[REQUIRED TASK] Copy out all lines of the records in which the word "Australian" appears.

>> start INPUT FOR THIS TASK

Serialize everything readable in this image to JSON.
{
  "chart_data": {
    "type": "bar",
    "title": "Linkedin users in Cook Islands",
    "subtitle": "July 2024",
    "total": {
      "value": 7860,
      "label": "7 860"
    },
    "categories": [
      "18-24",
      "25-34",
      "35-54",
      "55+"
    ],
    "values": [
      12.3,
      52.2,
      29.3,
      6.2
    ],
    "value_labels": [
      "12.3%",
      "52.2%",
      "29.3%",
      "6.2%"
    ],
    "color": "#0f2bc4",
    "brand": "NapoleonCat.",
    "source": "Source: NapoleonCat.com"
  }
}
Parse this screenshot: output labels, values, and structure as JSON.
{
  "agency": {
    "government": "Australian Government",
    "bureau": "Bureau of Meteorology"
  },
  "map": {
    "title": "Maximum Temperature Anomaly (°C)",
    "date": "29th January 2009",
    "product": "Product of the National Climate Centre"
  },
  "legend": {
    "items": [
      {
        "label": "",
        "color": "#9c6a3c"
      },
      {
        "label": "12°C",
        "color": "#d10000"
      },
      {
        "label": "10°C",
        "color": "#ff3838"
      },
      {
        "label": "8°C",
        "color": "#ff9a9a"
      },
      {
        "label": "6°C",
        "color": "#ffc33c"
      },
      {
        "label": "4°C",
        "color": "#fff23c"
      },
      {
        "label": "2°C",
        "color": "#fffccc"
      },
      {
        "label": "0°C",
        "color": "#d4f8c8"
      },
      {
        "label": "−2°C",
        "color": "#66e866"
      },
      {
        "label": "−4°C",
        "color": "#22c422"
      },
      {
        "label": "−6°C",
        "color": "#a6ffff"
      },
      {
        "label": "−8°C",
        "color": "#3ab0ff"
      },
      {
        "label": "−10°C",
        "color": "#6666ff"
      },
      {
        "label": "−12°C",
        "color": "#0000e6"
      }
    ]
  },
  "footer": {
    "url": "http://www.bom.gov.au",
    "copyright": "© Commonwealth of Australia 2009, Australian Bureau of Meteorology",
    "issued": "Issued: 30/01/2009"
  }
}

>> end INPUT FOR THIS TASK

[REPLY]
    "government": "Australian Government",
    "copyright": "© Commonwealth of Australia 2009, Australian Bureau of Meteorology",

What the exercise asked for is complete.